*Usando la información:*
a: Reescribe como lista el párrafo del artículo sobre Doctor Who que empieza con "La primera temporada de Matt Smith", y conserva sus datos principales.
b: Enumera todas las personas reales que se nombran en el artículo sobre Doctor Who.
c: Retoma el artículo sobre Doctor Who y continúalo a partir de su última oración.

*Sección del documento:*

'Doctor Who' vuelve con una historia trepidante

Doctor Who‘ es una de esas series que a la hora de recomendarla, no sabes exactamente como decirlo. “Un señor del tiempo que tiene una nave en forma de cabina de policía y que viaja a través del tiempo y del espacio”. Sí, claro, y es en esa ocasión cuando te piden tú carnet de identidad para comprobar tu edad y ver que no estás emocionado por una serie que parece un cuento de niños.

Y lo cierto es que si se piensa bien, ‘Doctor Who‘ hasta la época de Matt Smith siempre ha sido un poco un cuento de niños, contando historias que nos hacían volar la imaginación y que eran tan blancas que le acababan gustando a cada miembro de la familia. Eso fue hasta Matt Smith (y quizás un poco la última de Tennant), porque entonces llegó Steven Moffat y le dio una vuelta de tuerca al doctor, y esta segunda temporada de Matt Smith es clara prueba de ello.

La primera temporada de Matt Smith nos trajo a un Doctor mucho más adulto, más desafiante y más serio de cara a los problemas que amenazan la tierra, claro ejemplo fue esa increíble presentación de su regeneración donde se recordaron a todos los doctores y el undécimo amenazó a los alienígenas con su presencia. También nos trajo a una acompañante diferente a todas las demás, con un componente sexual importante y un caracter que la hace tener una relación de amor-cariño-odio hacia el doctor realmente interesante. También conocimos a River, esa relación del Doctor con una línea temporal propia que nos trae a todos de cabeza tanto por su actitud como por su relación con el Doctor hacia atrás, que aunque en un momento parece que lo entiendes, al siguiente episodio vuelves a estar liado.

Steven Moffat dijo que cuando era pequeño el Doctor siempre le inspiraba un miedo aterrador, pero que le gustaba verlo. Gracias a eso es por lo que pudimos disfrutar en la primera temporada de esos monstruos que aterrorizan sin estar ahí, esos que sabes que están debajo de tu cama pero que no los ves, los que se esconden en el rabillo del ojo y que sabes que están ahí. Con esa filosofía empezamos la segunda temporada de Matt Smith, con The Silence, un concepto que ya vimos en la primera temporada pero que se dejó un poco a un lado por el tema de las grietas y que se ha recuperado ahora.

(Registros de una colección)
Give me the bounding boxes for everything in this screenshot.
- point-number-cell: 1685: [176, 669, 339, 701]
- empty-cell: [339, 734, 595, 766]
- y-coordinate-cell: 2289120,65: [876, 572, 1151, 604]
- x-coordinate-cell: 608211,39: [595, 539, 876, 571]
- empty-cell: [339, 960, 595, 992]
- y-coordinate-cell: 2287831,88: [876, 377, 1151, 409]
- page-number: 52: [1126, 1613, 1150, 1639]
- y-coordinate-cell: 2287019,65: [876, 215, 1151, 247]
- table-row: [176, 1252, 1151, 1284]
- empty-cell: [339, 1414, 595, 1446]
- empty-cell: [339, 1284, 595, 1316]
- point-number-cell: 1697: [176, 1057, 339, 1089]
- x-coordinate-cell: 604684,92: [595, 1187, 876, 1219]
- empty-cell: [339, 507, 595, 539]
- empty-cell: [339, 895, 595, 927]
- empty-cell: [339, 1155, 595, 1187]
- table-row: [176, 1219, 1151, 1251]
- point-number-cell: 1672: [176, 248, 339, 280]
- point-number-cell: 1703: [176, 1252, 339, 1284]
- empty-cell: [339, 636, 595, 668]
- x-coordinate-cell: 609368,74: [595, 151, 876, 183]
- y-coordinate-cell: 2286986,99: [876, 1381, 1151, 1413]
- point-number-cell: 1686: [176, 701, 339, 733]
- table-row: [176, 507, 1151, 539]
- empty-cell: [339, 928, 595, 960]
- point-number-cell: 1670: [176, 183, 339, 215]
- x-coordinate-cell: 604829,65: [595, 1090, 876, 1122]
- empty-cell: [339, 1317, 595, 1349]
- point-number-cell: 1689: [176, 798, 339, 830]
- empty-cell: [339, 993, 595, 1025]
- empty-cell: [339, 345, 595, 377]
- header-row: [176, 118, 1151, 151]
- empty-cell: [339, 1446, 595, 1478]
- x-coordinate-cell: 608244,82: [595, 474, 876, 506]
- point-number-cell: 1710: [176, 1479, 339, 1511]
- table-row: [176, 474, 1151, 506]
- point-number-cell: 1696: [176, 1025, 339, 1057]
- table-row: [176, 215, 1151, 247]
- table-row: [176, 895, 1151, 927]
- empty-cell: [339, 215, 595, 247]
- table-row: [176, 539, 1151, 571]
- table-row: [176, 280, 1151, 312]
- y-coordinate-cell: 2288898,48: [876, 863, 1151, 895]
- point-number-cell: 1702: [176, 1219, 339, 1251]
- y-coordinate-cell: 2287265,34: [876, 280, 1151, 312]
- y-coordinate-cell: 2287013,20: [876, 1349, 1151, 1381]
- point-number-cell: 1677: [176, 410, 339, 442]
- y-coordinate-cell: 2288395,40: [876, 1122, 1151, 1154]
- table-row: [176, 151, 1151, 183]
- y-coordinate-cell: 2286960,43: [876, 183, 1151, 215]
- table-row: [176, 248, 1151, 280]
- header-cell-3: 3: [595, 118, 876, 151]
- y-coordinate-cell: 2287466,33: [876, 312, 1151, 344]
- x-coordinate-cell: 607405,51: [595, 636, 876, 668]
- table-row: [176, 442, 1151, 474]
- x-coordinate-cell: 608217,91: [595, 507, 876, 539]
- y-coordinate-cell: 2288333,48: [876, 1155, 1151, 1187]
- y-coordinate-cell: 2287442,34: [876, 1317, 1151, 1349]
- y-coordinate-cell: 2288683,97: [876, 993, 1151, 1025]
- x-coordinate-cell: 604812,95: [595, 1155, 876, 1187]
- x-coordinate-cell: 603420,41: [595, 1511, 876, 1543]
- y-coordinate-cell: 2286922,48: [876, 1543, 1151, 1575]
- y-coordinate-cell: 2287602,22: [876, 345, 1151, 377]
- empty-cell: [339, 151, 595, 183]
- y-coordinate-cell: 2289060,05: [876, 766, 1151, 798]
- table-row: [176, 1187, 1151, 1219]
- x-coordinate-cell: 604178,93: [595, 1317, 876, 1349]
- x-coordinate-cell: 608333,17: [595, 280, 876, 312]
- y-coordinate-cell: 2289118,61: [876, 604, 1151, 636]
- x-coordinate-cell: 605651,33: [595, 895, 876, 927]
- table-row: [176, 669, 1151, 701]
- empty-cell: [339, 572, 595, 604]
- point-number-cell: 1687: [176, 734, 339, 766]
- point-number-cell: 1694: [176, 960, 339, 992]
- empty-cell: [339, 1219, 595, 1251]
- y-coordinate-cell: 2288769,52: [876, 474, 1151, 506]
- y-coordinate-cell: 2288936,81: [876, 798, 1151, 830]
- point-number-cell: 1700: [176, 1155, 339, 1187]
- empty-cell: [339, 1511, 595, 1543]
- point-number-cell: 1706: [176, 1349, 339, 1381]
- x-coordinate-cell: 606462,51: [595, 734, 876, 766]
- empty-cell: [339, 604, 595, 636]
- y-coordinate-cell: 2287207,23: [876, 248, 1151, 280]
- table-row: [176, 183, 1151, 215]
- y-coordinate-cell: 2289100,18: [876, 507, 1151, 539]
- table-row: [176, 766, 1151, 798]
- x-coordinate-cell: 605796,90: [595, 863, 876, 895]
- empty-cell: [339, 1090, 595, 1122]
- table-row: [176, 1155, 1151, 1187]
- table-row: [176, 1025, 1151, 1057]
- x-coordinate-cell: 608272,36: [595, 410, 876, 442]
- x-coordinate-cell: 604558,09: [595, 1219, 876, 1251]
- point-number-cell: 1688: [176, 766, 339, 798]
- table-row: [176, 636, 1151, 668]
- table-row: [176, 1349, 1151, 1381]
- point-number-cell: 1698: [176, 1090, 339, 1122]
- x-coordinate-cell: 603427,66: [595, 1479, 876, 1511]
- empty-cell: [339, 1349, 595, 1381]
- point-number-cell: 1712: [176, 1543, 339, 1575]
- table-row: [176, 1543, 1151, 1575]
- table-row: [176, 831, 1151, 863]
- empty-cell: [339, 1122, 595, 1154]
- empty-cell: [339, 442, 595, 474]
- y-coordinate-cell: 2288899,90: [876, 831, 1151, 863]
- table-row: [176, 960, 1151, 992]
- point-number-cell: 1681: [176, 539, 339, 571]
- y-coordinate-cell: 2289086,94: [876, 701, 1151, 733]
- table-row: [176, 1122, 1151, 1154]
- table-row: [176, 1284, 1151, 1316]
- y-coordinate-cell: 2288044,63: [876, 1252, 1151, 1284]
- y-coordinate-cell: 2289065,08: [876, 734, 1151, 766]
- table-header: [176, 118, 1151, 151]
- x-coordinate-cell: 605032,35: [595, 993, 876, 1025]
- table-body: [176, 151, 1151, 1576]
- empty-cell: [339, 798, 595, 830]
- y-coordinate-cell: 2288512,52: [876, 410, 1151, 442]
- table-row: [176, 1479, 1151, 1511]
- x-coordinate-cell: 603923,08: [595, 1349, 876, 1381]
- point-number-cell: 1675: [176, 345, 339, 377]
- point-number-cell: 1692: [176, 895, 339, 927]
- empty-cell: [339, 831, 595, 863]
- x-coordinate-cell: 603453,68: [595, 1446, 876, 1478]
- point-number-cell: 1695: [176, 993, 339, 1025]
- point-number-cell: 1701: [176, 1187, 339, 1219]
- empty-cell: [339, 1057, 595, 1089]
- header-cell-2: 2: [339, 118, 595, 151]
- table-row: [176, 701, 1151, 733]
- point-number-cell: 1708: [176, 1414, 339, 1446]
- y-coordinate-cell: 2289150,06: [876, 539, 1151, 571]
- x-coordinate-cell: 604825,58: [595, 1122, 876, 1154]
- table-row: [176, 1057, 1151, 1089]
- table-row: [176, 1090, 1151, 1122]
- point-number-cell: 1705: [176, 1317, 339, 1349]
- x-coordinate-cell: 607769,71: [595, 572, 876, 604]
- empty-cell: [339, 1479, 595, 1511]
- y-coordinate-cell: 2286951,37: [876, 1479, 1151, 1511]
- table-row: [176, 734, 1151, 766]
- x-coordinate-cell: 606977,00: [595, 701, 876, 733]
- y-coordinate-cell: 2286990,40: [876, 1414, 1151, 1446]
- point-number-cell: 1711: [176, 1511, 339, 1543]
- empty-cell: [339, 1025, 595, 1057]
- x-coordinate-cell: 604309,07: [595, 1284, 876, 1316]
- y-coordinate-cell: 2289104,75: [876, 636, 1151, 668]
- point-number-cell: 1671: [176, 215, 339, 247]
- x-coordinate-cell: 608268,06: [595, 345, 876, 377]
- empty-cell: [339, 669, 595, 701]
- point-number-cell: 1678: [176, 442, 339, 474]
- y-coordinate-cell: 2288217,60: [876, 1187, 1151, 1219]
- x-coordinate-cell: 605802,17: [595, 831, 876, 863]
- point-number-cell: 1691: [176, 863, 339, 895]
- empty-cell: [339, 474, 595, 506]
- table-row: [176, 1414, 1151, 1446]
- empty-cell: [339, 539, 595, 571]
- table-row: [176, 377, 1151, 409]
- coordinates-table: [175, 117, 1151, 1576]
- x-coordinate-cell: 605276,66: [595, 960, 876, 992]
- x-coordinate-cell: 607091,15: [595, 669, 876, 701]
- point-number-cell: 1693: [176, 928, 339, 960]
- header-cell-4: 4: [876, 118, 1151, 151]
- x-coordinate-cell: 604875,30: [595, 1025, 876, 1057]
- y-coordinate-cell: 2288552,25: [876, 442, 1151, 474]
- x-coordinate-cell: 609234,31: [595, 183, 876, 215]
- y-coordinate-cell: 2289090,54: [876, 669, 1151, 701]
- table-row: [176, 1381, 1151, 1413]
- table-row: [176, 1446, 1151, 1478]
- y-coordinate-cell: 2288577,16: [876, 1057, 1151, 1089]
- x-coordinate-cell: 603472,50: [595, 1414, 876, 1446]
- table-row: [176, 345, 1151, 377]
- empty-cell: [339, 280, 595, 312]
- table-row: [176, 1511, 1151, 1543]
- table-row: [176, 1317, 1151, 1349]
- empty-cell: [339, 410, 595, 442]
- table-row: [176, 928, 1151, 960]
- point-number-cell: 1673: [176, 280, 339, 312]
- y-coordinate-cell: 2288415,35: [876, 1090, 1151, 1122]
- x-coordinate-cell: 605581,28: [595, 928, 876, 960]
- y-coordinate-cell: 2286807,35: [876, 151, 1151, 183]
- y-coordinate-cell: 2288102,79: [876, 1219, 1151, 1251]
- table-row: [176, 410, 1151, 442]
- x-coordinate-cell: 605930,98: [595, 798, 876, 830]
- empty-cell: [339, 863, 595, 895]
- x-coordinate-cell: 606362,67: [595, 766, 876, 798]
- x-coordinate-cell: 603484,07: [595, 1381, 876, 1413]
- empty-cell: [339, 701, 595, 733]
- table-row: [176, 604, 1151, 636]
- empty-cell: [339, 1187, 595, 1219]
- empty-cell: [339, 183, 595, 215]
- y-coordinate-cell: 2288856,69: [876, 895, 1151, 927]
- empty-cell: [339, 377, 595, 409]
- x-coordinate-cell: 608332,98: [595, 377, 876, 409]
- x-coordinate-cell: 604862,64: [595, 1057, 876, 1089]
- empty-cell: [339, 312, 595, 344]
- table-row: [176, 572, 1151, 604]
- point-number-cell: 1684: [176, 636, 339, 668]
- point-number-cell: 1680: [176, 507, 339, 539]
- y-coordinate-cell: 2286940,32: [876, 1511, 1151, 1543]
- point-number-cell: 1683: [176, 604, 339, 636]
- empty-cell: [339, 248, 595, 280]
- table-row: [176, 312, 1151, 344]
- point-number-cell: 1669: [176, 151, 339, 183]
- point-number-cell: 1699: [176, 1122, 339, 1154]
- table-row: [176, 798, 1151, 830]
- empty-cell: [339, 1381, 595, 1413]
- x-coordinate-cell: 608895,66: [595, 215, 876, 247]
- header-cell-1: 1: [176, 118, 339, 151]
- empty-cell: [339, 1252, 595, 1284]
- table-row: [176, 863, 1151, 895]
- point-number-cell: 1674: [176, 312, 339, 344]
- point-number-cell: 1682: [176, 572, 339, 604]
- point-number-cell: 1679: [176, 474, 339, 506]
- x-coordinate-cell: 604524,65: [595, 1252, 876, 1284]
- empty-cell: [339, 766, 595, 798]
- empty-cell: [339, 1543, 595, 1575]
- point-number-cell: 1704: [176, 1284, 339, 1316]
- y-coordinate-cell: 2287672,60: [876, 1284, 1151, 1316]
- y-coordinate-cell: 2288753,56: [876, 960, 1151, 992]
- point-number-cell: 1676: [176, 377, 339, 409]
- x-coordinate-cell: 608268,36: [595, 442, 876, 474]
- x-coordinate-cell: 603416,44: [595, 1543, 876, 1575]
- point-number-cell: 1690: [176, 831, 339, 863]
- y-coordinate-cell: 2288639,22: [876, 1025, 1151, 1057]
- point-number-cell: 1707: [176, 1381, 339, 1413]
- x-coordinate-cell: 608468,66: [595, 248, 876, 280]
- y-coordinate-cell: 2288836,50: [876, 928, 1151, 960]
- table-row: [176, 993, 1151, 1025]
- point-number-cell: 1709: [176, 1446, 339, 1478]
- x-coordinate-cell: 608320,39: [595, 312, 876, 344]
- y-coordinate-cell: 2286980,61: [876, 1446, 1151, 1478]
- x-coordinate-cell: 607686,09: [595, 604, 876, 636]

*Lista de respuestas:*
a:
- Trajo un Doctor más adulto, desafiante y serio ante las amenazas contra la Tierra. Un ejemplo es la presentación de su regeneración, en la que se recordó a todos los doctores y el undécimo amenazó a los alienígenas con su presencia.
- Presentó una acompañante distinta a las anteriores. Tiene un componente sexual importante y mantiene con el Doctor una relación de amor-cariño-odio.
- Dio a conocer a River, que tiene una línea temporal propia y una relación con el Doctor hacia atrás. Esa relación resulta confusa de un episodio a otro.

b:
- Matt Smith
- Tennant
- Steven Moffat

c:
Y con The Silence hemos encontrado los que son, para mí, uno de los mejores monstruos del universo de ‘Doctor Who‘. ¿Quién se imaginaba un concepto tan simple y a la vez tan aterrador? Unos alienígenas que influyen en ti y que solo te acuerdas de ellos cuando los ves, ya que en el momento de perderlos de tu vista ya te has olvidado de ellos. Sí, a alguno le recordarán a los elfos de Mundodisco, pero el concepto sigue siendo simplemente icnreíble, al igual que la manera del Doctor de salvar la Tierra de ellos., que fue completamente genial e inesperada.

Y si con The Silence no tuviéramos bastante, Moffat nos ha introducido dos elementos inquietantes y a la vez interesantes, uno es la muerte del Doctor y el otro es el no-embarazo de Amy con mujer extraña con parche incluída, todo contado a través de seriales basados en la trama principal o en episodios realmente divertidos como el último ‘The Doctor’s Wife’ o clásicos episodios de “monstruo de la semana” como fue el de los piratas.

En definitiva, esta segunda temporada de ‘Doctor Who’ pinta increíblemente bien. Lo único negativo que tengo para sacarle es que va a estar dividida en dos partes y nos van a dejar comiéndonos las uñas, ya que el final de la primera parte acaba en un serial de dos episodios que no veremos resuelto hasta septiembre. Por cierto, una curiosidad que me comentó un amigo muy fan de la serie ¿qué manía tienen en esta temporada con la palma de la mano?